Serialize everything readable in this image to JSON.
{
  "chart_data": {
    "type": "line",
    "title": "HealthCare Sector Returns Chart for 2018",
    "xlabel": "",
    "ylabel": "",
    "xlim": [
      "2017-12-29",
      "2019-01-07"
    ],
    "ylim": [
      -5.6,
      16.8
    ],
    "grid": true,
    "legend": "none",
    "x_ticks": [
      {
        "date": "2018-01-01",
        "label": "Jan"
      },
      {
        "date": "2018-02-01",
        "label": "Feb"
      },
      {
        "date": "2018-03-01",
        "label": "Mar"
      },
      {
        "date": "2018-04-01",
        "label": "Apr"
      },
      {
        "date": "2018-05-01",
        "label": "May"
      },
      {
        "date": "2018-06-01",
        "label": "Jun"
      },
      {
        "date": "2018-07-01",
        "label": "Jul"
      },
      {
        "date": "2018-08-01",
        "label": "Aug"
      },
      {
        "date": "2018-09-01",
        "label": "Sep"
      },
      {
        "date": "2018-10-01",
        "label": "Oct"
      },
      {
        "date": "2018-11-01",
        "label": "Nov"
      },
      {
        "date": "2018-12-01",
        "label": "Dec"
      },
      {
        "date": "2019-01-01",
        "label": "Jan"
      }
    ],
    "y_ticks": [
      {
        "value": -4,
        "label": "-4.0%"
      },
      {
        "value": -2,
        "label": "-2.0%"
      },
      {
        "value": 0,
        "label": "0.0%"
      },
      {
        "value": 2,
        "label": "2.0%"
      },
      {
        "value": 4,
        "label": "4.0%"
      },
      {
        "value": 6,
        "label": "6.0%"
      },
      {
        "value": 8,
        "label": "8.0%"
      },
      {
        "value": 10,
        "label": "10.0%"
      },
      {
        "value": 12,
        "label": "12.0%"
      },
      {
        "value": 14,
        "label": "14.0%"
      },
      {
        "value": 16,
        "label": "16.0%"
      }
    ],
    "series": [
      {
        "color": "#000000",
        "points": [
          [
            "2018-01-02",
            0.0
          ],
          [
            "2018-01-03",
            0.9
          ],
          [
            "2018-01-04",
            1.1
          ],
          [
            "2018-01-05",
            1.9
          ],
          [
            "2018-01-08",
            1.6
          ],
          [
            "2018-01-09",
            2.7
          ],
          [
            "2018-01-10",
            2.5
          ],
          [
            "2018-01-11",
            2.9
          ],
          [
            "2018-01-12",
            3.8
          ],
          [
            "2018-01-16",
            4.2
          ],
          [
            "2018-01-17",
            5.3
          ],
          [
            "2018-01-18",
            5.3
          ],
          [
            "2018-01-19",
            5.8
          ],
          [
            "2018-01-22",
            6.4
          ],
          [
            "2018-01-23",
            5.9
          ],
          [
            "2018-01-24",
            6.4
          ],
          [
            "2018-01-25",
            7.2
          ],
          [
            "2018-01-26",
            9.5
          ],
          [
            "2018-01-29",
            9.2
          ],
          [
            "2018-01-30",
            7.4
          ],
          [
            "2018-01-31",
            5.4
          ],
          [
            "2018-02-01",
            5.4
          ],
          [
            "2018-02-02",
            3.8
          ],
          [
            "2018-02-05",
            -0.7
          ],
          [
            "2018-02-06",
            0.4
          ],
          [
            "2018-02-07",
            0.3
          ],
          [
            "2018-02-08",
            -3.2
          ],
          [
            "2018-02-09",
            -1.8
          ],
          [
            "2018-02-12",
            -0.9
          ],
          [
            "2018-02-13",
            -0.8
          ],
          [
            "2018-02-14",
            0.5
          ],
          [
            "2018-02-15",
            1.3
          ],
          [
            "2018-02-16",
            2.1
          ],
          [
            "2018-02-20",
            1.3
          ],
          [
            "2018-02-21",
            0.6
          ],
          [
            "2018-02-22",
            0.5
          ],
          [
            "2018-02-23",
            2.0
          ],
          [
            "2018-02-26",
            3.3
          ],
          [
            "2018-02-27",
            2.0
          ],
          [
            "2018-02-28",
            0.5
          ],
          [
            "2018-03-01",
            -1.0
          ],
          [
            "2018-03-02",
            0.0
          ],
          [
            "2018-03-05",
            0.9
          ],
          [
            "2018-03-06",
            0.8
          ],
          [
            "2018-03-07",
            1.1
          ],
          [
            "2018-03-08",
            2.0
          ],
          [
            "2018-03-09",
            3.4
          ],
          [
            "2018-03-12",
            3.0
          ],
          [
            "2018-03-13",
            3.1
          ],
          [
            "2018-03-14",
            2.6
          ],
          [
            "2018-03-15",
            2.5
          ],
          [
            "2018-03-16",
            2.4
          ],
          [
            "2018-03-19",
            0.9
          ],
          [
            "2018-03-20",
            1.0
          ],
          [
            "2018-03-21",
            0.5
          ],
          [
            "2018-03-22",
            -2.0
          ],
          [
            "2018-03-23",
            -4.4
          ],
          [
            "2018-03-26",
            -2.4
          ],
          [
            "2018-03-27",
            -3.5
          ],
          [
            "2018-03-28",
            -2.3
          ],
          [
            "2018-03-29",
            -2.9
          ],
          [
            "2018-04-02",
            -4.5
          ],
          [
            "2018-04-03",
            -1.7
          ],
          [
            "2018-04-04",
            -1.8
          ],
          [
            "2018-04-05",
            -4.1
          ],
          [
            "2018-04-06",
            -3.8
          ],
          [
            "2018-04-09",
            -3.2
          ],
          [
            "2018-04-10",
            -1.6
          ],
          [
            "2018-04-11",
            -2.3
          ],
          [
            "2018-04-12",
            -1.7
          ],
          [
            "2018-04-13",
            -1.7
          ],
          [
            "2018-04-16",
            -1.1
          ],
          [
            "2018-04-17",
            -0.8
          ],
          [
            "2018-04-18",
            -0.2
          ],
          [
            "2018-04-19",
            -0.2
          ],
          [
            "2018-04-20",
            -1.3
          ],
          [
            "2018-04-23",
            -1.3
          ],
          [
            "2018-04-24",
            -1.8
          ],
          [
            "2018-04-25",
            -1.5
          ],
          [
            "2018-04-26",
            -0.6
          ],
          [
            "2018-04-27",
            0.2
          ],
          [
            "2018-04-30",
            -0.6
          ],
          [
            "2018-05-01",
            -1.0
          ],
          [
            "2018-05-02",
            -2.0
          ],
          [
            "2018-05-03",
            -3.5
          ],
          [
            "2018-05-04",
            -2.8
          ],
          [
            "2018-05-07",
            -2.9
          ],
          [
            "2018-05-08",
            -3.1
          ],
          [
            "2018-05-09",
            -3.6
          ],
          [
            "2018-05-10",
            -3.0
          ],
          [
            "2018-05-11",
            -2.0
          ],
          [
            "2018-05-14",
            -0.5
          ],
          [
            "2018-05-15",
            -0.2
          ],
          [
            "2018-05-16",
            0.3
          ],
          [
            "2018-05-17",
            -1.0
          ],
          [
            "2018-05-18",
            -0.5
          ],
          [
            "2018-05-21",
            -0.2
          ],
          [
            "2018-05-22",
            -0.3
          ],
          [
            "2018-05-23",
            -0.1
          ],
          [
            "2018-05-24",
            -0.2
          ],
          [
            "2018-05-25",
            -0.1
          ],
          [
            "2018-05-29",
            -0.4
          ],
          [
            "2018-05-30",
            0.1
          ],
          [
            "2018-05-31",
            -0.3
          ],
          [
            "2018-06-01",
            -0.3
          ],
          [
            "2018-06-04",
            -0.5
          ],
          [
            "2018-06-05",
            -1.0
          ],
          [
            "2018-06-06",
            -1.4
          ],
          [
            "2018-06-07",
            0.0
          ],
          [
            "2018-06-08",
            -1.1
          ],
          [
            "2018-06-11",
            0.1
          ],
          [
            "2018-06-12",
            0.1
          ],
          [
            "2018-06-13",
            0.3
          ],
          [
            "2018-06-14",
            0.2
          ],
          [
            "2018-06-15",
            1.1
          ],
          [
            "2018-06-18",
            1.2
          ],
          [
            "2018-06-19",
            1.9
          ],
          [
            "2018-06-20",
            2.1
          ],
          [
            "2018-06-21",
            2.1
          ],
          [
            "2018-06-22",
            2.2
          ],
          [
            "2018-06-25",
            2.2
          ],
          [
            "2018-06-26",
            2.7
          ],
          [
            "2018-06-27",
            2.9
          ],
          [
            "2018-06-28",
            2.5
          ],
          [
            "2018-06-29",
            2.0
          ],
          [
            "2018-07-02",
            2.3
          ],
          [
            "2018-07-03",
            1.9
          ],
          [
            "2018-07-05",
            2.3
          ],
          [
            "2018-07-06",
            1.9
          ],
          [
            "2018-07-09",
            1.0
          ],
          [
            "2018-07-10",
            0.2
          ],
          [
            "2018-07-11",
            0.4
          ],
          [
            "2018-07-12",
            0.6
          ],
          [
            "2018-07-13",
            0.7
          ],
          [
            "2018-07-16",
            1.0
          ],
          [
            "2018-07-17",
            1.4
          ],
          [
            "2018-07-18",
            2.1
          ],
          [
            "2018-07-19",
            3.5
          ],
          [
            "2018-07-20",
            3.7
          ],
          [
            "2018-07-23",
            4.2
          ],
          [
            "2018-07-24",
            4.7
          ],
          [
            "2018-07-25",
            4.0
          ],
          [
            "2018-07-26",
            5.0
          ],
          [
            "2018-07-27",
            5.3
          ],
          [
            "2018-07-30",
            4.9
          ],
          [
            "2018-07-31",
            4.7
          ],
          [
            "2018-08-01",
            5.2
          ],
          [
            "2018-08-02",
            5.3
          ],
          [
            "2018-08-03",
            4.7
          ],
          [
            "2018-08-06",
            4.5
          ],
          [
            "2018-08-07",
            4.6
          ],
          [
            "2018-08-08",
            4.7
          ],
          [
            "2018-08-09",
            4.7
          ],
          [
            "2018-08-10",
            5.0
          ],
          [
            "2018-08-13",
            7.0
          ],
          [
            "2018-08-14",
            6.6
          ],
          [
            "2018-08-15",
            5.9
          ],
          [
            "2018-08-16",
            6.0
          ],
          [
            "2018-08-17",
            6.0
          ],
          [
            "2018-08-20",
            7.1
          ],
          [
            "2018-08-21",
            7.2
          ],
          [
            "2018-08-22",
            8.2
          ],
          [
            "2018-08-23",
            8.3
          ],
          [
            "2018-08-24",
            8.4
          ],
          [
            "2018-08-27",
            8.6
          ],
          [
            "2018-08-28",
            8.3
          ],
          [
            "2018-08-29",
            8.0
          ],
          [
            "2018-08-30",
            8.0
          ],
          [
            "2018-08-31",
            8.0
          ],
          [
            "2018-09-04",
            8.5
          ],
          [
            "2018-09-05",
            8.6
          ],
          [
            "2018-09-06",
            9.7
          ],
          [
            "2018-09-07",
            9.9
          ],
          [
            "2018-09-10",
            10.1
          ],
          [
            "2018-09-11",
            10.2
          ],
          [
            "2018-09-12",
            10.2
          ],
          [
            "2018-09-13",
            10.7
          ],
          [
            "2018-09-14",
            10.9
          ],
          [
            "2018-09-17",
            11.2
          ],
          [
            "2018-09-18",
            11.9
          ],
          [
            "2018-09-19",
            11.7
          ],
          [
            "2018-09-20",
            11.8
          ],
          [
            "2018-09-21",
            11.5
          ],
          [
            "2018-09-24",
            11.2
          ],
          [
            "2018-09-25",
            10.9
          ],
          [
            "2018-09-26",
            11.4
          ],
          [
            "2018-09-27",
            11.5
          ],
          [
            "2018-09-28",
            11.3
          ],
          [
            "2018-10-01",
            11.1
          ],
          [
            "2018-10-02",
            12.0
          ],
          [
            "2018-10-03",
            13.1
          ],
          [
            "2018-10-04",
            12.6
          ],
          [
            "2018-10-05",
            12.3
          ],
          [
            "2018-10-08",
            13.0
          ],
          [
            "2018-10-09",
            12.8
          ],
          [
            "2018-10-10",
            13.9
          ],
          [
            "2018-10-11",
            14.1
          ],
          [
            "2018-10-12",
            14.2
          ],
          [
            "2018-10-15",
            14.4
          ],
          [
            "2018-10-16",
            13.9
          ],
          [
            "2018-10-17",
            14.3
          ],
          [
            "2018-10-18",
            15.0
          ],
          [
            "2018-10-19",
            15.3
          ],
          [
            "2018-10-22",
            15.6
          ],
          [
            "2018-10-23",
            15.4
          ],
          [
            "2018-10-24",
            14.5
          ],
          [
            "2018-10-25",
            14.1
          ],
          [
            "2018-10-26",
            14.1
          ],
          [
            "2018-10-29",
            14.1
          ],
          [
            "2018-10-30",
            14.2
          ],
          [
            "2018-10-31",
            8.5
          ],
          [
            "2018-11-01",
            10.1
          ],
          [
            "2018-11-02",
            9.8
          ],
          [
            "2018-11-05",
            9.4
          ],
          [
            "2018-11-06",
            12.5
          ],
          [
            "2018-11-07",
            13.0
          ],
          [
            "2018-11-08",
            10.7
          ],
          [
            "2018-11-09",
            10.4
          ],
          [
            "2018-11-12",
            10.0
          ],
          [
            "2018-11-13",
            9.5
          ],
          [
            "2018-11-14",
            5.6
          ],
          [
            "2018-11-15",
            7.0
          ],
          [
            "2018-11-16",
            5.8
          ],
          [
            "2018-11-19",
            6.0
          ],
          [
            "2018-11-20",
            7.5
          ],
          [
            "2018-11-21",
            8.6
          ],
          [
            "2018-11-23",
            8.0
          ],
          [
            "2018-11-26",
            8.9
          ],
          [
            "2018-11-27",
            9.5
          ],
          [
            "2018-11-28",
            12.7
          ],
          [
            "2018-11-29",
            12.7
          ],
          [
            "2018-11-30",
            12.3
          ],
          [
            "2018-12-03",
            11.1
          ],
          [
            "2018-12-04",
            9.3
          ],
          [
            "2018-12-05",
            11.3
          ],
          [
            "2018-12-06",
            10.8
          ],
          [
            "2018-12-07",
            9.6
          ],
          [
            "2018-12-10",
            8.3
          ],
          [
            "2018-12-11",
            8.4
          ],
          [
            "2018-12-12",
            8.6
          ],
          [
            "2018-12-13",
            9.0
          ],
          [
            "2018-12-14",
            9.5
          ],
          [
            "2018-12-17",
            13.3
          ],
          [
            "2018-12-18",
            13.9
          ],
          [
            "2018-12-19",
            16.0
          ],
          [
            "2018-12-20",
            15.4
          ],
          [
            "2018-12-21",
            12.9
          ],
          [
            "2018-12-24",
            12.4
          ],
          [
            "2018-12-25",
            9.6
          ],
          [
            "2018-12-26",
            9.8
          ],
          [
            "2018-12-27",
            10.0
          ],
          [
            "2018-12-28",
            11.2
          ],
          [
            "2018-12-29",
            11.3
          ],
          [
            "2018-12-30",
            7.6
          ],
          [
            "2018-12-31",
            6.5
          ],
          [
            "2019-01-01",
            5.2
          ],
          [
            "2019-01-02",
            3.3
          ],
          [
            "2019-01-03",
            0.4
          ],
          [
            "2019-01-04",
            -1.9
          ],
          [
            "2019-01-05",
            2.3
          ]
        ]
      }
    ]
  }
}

┄┄┄┄┄┄┄┄┄┄┄┄┄┄┄┄┄┄┄┄

* Directive
Identify the lines of the entries containing the string "value". Copy each such line.

* Response below
        "value": -4,
        "value": -2,
        "value": 0,
        "value": 2,
        "value": 4,
        "value": 6,
        "value": 8,
        "value": 10,
        "value": 12,
        "value": 14,
        "value": 16,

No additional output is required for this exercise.